■ Task directions ■
Set down every entry word for word. Omit the pictures.

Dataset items
+===+

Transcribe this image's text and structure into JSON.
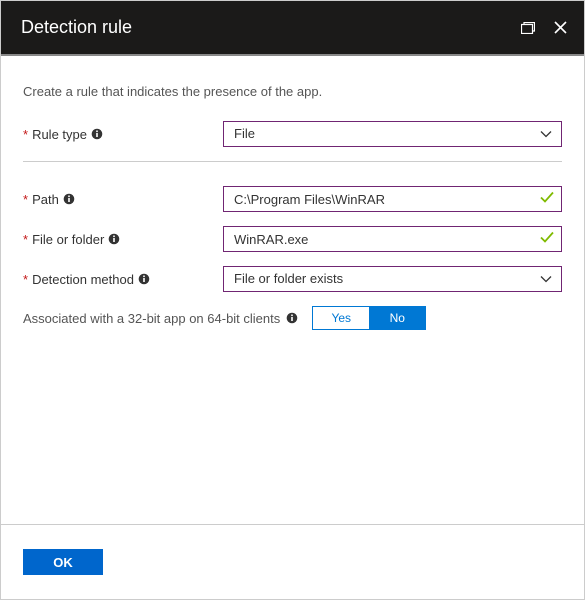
{
  "header": {
    "title": "Detection rule"
  },
  "content": {
    "description": "Create a rule that indicates the presence of the app.",
    "fields": {
      "ruleType": {
        "label": "Rule type",
        "value": "File"
      },
      "path": {
        "label": "Path",
        "value": "C:\\Program Files\\WinRAR"
      },
      "fileOrFolder": {
        "label": "File or folder",
        "value": "WinRAR.exe"
      },
      "detectionMethod": {
        "label": "Detection method",
        "value": "File or folder exists"
      }
    },
    "assoc": {
      "label": "Associated with a 32-bit app on 64-bit clients",
      "yes": "Yes",
      "no": "No",
      "selected": "No"
    }
  },
  "footer": {
    "ok": "OK"
  }
}
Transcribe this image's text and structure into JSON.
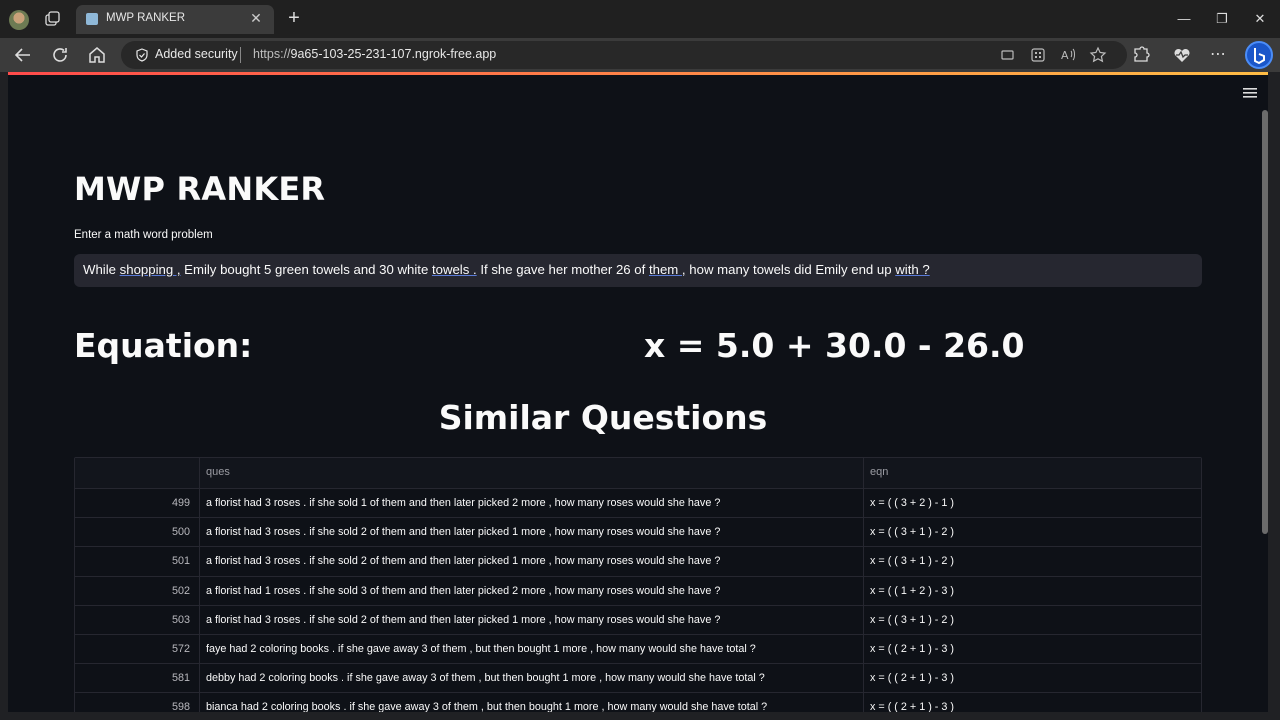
{
  "browser": {
    "tab_title": "MWP RANKER",
    "security_label": "Added security",
    "url_scheme": "https://",
    "url_host": "9a65-103-25-231-107.ngrok-free.app"
  },
  "app": {
    "title": "MWP RANKER",
    "input_label": "Enter a math word problem",
    "problem_segments": [
      {
        "text": "While ",
        "underline": false
      },
      {
        "text": "shopping ,",
        "underline": true
      },
      {
        "text": " Emily bought 5 green towels and 30 white ",
        "underline": false
      },
      {
        "text": "towels .",
        "underline": true
      },
      {
        "text": " If she gave her mother 26 of ",
        "underline": false
      },
      {
        "text": "them ,",
        "underline": true
      },
      {
        "text": " how many towels did Emily end up ",
        "underline": false
      },
      {
        "text": "with ?",
        "underline": true
      }
    ],
    "equation_label": "Equation:",
    "equation_value": "x = 5.0 + 30.0 - 26.0",
    "similar_title": "Similar Questions"
  },
  "table": {
    "columns": [
      "",
      "ques",
      "eqn"
    ],
    "rows": [
      {
        "idx": "499",
        "ques": "a florist had 3 roses . if she sold 1 of them and then later picked 2 more , how many roses would she have ?",
        "eqn": "x = ( ( 3 + 2 ) - 1 )"
      },
      {
        "idx": "500",
        "ques": "a florist had 3 roses . if she sold 2 of them and then later picked 1 more , how many roses would she have ?",
        "eqn": "x = ( ( 3 + 1 ) - 2 )"
      },
      {
        "idx": "501",
        "ques": "a florist had 3 roses . if she sold 2 of them and then later picked 1 more , how many roses would she have ?",
        "eqn": "x = ( ( 3 + 1 ) - 2 )"
      },
      {
        "idx": "502",
        "ques": "a florist had 1 roses . if she sold 3 of them and then later picked 2 more , how many roses would she have ?",
        "eqn": "x = ( ( 1 + 2 ) - 3 )"
      },
      {
        "idx": "503",
        "ques": "a florist had 3 roses . if she sold 2 of them and then later picked 1 more , how many roses would she have ?",
        "eqn": "x = ( ( 3 + 1 ) - 2 )"
      },
      {
        "idx": "572",
        "ques": "faye had 2 coloring books . if she gave away 3 of them , but then bought 1 more , how many would she have total ?",
        "eqn": "x = ( ( 2 + 1 ) - 3 )"
      },
      {
        "idx": "581",
        "ques": "debby had 2 coloring books . if she gave away 3 of them , but then bought 1 more , how many would she have total ?",
        "eqn": "x = ( ( 2 + 1 ) - 3 )"
      },
      {
        "idx": "598",
        "ques": "bianca had 2 coloring books . if she gave away 3 of them , but then bought 1 more , how many would she have total ?",
        "eqn": "x = ( ( 2 + 1 ) - 3 )"
      }
    ]
  }
}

+===+

■ Result below ■
Transcribe this image's text and structure into JSON.
{
  "header": {
    "title": "Detection rule"
  },
  "content": {
    "description": "Create a rule that indicates the presence of the app.",
    "fields": {
      "ruleType": {
        "label": "Rule type",
        "value": "File"
      },
      "path": {
        "label": "Path",
        "value": "C:\\Program Files\\WinRAR"
      },
      "fileOrFolder": {
        "label": "File or folder",
        "value": "WinRAR.exe"
      },
      "detectionMethod": {
        "label": "Detection method",
        "value": "File or folder exists"
      }
    },
    "assoc": {
      "label": "Associated with a 32-bit app on 64-bit clients",
      "yes": "Yes",
      "no": "No",
      "selected": "No"
    }
  },
  "footer": {
    "ok": "OK"
  }
}
Transcribe this image's text and structure into JSON.
{
  "browser": {
    "tab_title": "MWP RANKER",
    "security_label": "Added security",
    "url_scheme": "https://",
    "url_host": "9a65-103-25-231-107.ngrok-free.app"
  },
  "app": {
    "title": "MWP RANKER",
    "input_label": "Enter a math word problem",
    "problem_segments": [
      {
        "text": "While ",
        "underline": false
      },
      {
        "text": "shopping ,",
        "underline": true
      },
      {
        "text": " Emily bought 5 green towels and 30 white ",
        "underline": false
      },
      {
        "text": "towels .",
        "underline": true
      },
      {
        "text": " If she gave her mother 26 of ",
        "underline": false
      },
      {
        "text": "them ,",
        "underline": true
      },
      {
        "text": " how many towels did Emily end up ",
        "underline": false
      },
      {
        "text": "with ?",
        "underline": true
      }
    ],
    "equation_label": "Equation:",
    "equation_value": "x = 5.0 + 30.0 - 26.0",
    "similar_title": "Similar Questions"
  },
  "table": {
    "columns": [
      "",
      "ques",
      "eqn"
    ],
    "rows": [
      {
        "idx": "499",
        "ques": "a florist had 3 roses . if she sold 1 of them and then later picked 2 more , how many roses would she have ?",
        "eqn": "x = ( ( 3 + 2 ) - 1 )"
      },
      {
        "idx": "500",
        "ques": "a florist had 3 roses . if she sold 2 of them and then later picked 1 more , how many roses would she have ?",
        "eqn": "x = ( ( 3 + 1 ) - 2 )"
      },
      {
        "idx": "501",
        "ques": "a florist had 3 roses . if she sold 2 of them and then later picked 1 more , how many roses would she have ?",
        "eqn": "x = ( ( 3 + 1 ) - 2 )"
      },
      {
        "idx": "502",
        "ques": "a florist had 1 roses . if she sold 3 of them and then later picked 2 more , how many roses would she have ?",
        "eqn": "x = ( ( 1 + 2 ) - 3 )"
      },
      {
        "idx": "503",
        "ques": "a florist had 3 roses . if she sold 2 of them and then later picked 1 more , how many roses would she have ?",
        "eqn": "x = ( ( 3 + 1 ) - 2 )"
      },
      {
        "idx": "572",
        "ques": "faye had 2 coloring books . if she gave away 3 of them , but then bought 1 more , how many would she have total ?",
        "eqn": "x = ( ( 2 + 1 ) - 3 )"
      },
      {
        "idx": "581",
        "ques": "debby had 2 coloring books . if she gave away 3 of them , but then bought 1 more , how many would she have total ?",
        "eqn": "x = ( ( 2 + 1 ) - 3 )"
      },
      {
        "idx": "598",
        "ques": "bianca had 2 coloring books . if she gave away 3 of them , but then bought 1 more , how many would she have total ?",
        "eqn": "x = ( ( 2 + 1 ) - 3 )"
      }
    ]
  }
}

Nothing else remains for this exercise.